**WORK TO BE COMPLETED:** Copy out every line containing the word "遇价格下调时".
[Start of ENTRIES SHOWN]
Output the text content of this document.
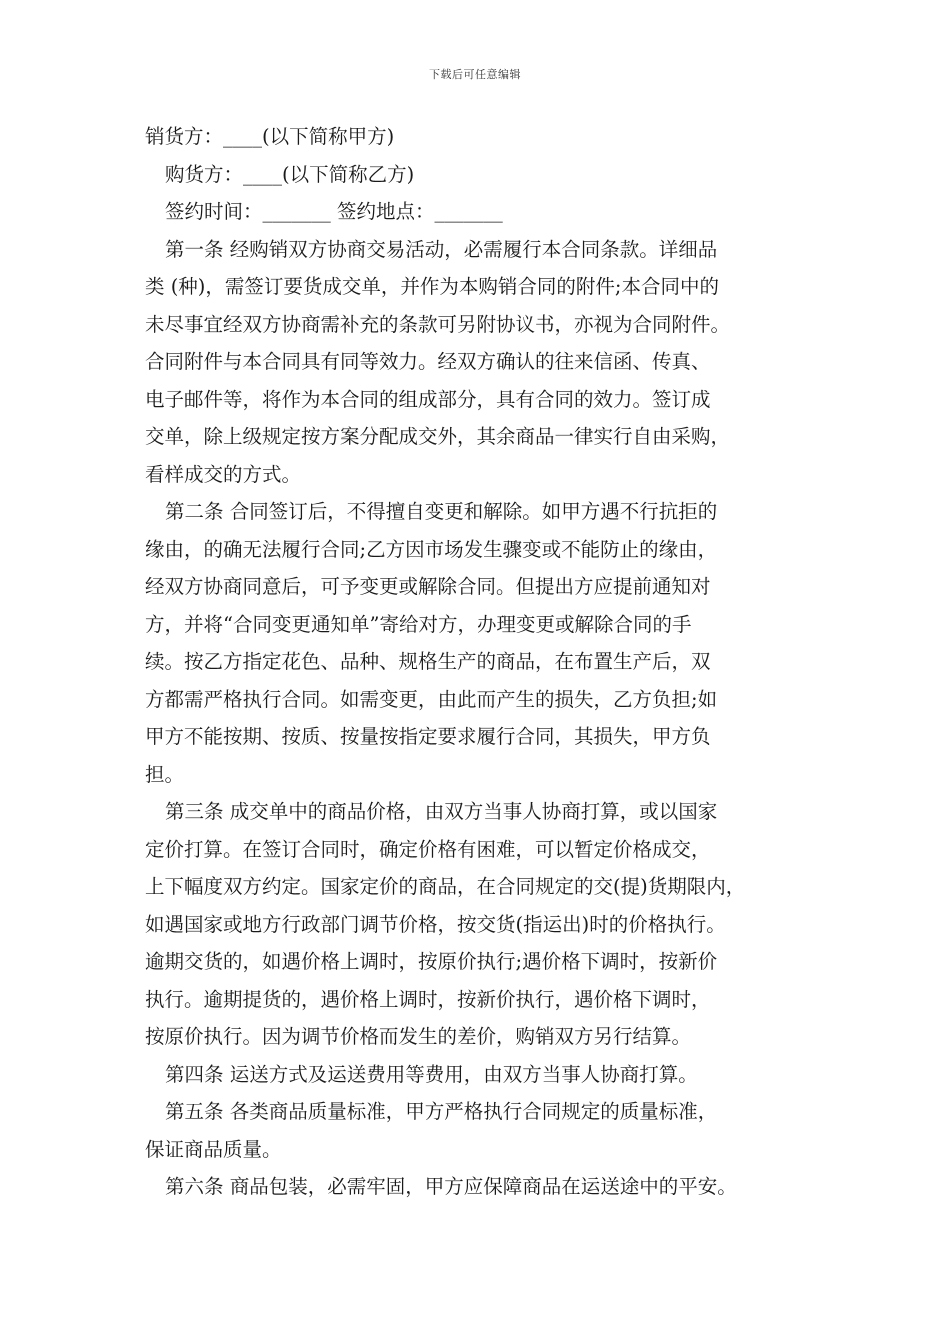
下载后可任意编辑
销货方：____(以下简称甲方)
购货方：____(以下简称乙方)
签约时间：_______ 签约地点：_______
第一条 经购销双方协商交易活动，必需履行本合同条款。详细品
类 (种)，需签订要货成交单，并作为本购销合同的附件;本合同中的
未尽事宜经双方协商需补充的条款可另附协议书，亦视为合同附件。
合同附件与本合同具有同等效力。经双方确认的往来信函、传真、
电子邮件等，将作为本合同的组成部分，具有合同的效力。签订成
交单，除上级规定按方案分配成交外，其余商品一律实行自由采购，
看样成交的方式。
第二条 合同签订后，不得擅自变更和解除。如甲方遇不行抗拒的
缘由，的确无法履行合同;乙方因市场发生骤变或不能防止的缘由，
经双方协商同意后，可予变更或解除合同。但提出方应提前通知对
方，并将“合同变更通知单”寄给对方，办理变更或解除合同的手
续。按乙方指定花色、品种、规格生产的商品，在布置生产后，双
方都需严格执行合同。如需变更，由此而产生的损失，乙方负担;如
甲方不能按期、按质、按量按指定要求履行合同，其损失，甲方负
担。
第三条 成交单中的商品价格，由双方当事人协商打算，或以国家
定价打算。在签订合同时，确定价格有困难，可以暂定价格成交，
上下幅度双方约定。国家定价的商品，在合同规定的交(提)货期限内，
如遇国家或地方行政部门调节价格，按交货(指运出)时的价格执行。
逾期交货的，如遇价格上调时，按原价执行;遇价格下调时，按新价
执行。逾期提货的，遇价格上调时，按新价执行，遇价格下调时，
按原价执行。因为调节价格而发生的差价，购销双方另行结算。
第四条 运送方式及运送费用等费用，由双方当事人协商打算。
第五条 各类商品质量标准，甲方严格执行合同规定的质量标准，
保证商品质量。
第六条 商品包装，必需牢固，甲方应保障商品在运送途中的平安。
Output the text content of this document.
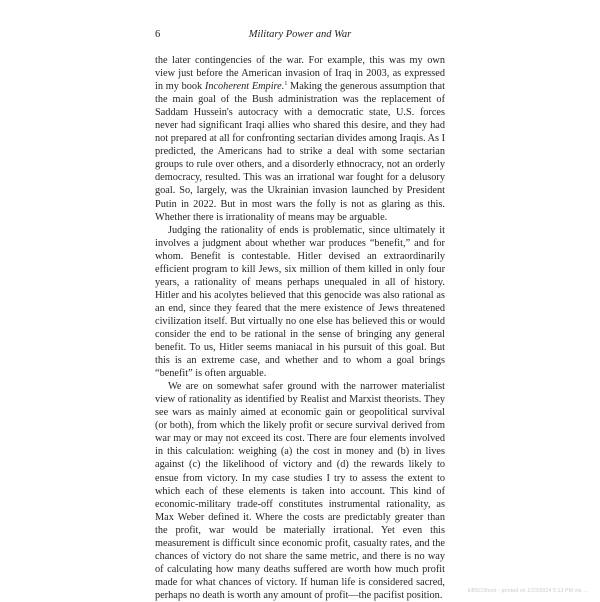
6	Military Power and War

the later contingencies of the war. For example, this was my own view just before the American invasion of Iraq in 2003, as expressed in my book Incoherent Empire.$^1$ Making the generous assumption that the main goal of the Bush administration was the replacement of Saddam Hussein's autocracy with a democratic state, U.S. forces never had significant Iraqi allies who shared this desire, and they had not prepared at all for confronting sectarian divides among Iraqis. As I predicted, the Americans had to strike a deal with some sectarian groups to rule over others, and a disorderly ethnocracy, not an orderly democracy, resulted. This was an irrational war fought for a delusory goal. So, largely, was the Ukrainian invasion launched by President Putin in 2022. But in most wars the folly is not as glaring as this. Whether there is irrationality of means may be arguable.

Judging the rationality of ends is problematic, since ultimately it involves a judgment about whether war produces “benefit,” and for whom. Benefit is contestable. Hitler devised an extraordinarily efficient program to kill Jews, six million of them killed in only four years, a rationality of means perhaps unequaled in all of history. Hitler and his acolytes believed that this genocide was also rational as an end, since they feared that the mere existence of Jews threatened civilization itself. But virtually no one else has believed this or would consider the end to be rational in the sense of bringing any general benefit. To us, Hitler seems maniacal in his pursuit of this goal. But this is an extreme case, and whether and to whom a goal brings “benefit” is often arguable.

We are on somewhat safer ground with the narrower materialist view of rationality as identified by Realist and Marxist theorists. They see wars as mainly aimed at economic gain or geopolitical survival (or both), from which the likely profit or secure survival derived from war may or may not exceed its cost. There are four elements involved in this calculation: weighing (a) the cost in money and (b) in lives against (c) the likelihood of victory and (d) the rewards likely to ensue from victory. In my case studies I try to assess the extent to which each of these elements is taken into account. This kind of economic-military trade-off constitutes instrumental rationality, as Max Weber defined it. Where the costs are predictably greater than the profit, war would be materially irrational. Yet even this measurement is difficult since economic profit, casualty rates, and the chances of victory do not share the same metric, and there is no way of calculating how many deaths suffered are worth how much profit made for what chances of victory. If human life is considered sacred, perhaps no death is worth any amount of profit—the pacifist position.	EBSCOhost - printed on 1/23/2024 5:13 PM via ...
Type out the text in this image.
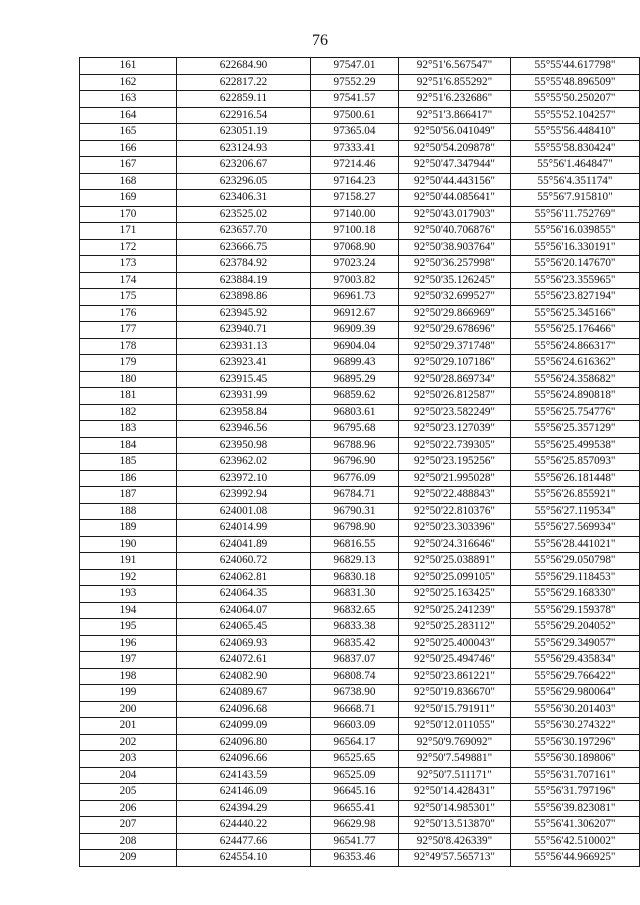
76
161	622684.90	97547.01	92°51'6.567547"	55°55'44.617798"
162	622817.22	97552.29	92°51'6.855292"	55°55'48.896509"
163	622859.11	97541.57	92°51'6.232686"	55°55'50.250207"
164	622916.54	97500.61	92°51'3.866417"	55°55'52.104257"
165	623051.19	97365.04	92°50'56.041049"	55°55'56.448410"
166	623124.93	97333.41	92°50'54.209878"	55°55'58.830424"
167	623206.67	97214.46	92°50'47.347944"	55°56'1.464847"
168	623296.05	97164.23	92°50'44.443156"	55°56'4.351174"
169	623406.31	97158.27	92°50'44.085641"	55°56'7.915810"
170	623525.02	97140.00	92°50'43.017903"	55°56'11.752769"
171	623657.70	97100.18	92°50'40.706876"	55°56'16.039855"
172	623666.75	97068.90	92°50'38.903764"	55°56'16.330191"
173	623784.92	97023.24	92°50'36.257998"	55°56'20.147670"
174	623884.19	97003.82	92°50'35.126245"	55°56'23.355965"
175	623898.86	96961.73	92°50'32.699527"	55°56'23.827194"
176	623945.92	96912.67	92°50'29.866969"	55°56'25.345166"
177	623940.71	96909.39	92°50'29.678696"	55°56'25.176466"
178	623931.13	96904.04	92°50'29.371748"	55°56'24.866317"
179	623923.41	96899.43	92°50'29.107186"	55°56'24.616362"
180	623915.45	96895.29	92°50'28.869734"	55°56'24.358682"
181	623931.99	96859.62	92°50'26.812587"	55°56'24.890818"
182	623958.84	96803.61	92°50'23.582249"	55°56'25.754776"
183	623946.56	96795.68	92°50'23.127039"	55°56'25.357129"
184	623950.98	96788.96	92°50'22.739305"	55°56'25.499538"
185	623962.02	96796.90	92°50'23.195256"	55°56'25.857093"
186	623972.10	96776.09	92°50'21.995028"	55°56'26.181448"
187	623992.94	96784.71	92°50'22.488843"	55°56'26.855921"
188	624001.08	96790.31	92°50'22.810376"	55°56'27.119534"
189	624014.99	96798.90	92°50'23.303396"	55°56'27.569934"
190	624041.89	96816.55	92°50'24.316646"	55°56'28.441021"
191	624060.72	96829.13	92°50'25.038891"	55°56'29.050798"
192	624062.81	96830.18	92°50'25.099105"	55°56'29.118453"
193	624064.35	96831.30	92°50'25.163425"	55°56'29.168330"
194	624064.07	96832.65	92°50'25.241239"	55°56'29.159378"
195	624065.45	96833.38	92°50'25.283112"	55°56'29.204052"
196	624069.93	96835.42	92°50'25.400043"	55°56'29.349057"
197	624072.61	96837.07	92°50'25.494746"	55°56'29.435834"
198	624082.90	96808.74	92°50'23.861221"	55°56'29.766422"
199	624089.67	96738.90	92°50'19.836670"	55°56'29.980064"
200	624096.68	96668.71	92°50'15.791911"	55°56'30.201403"
201	624099.09	96603.09	92°50'12.011055"	55°56'30.274322"
202	624096.80	96564.17	92°50'9.769092"	55°56'30.197296"
203	624096.66	96525.65	92°50'7.549881"	55°56'30.189806"
204	624143.59	96525.09	92°50'7.511171"	55°56'31.707161"
205	624146.09	96645.16	92°50'14.428431"	55°56'31.797196"
206	624394.29	96655.41	92°50'14.985301"	55°56'39.823081"
207	624440.22	96629.98	92°50'13.513870"	55°56'41.306207"
208	624477.66	96541.77	92°50'8.426339"	55°56'42.510002"
209	624554.10	96353.46	92°49'57.565713"	55°56'44.966925"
[End of ENTRIES SHOWN]
**THE RESPONSE:**
逾期交货的，如遇价格上调时，按原价执行;遇价格下调时，按新价
执行。逾期提货的，遇价格上调时，按新价执行，遇价格下调时，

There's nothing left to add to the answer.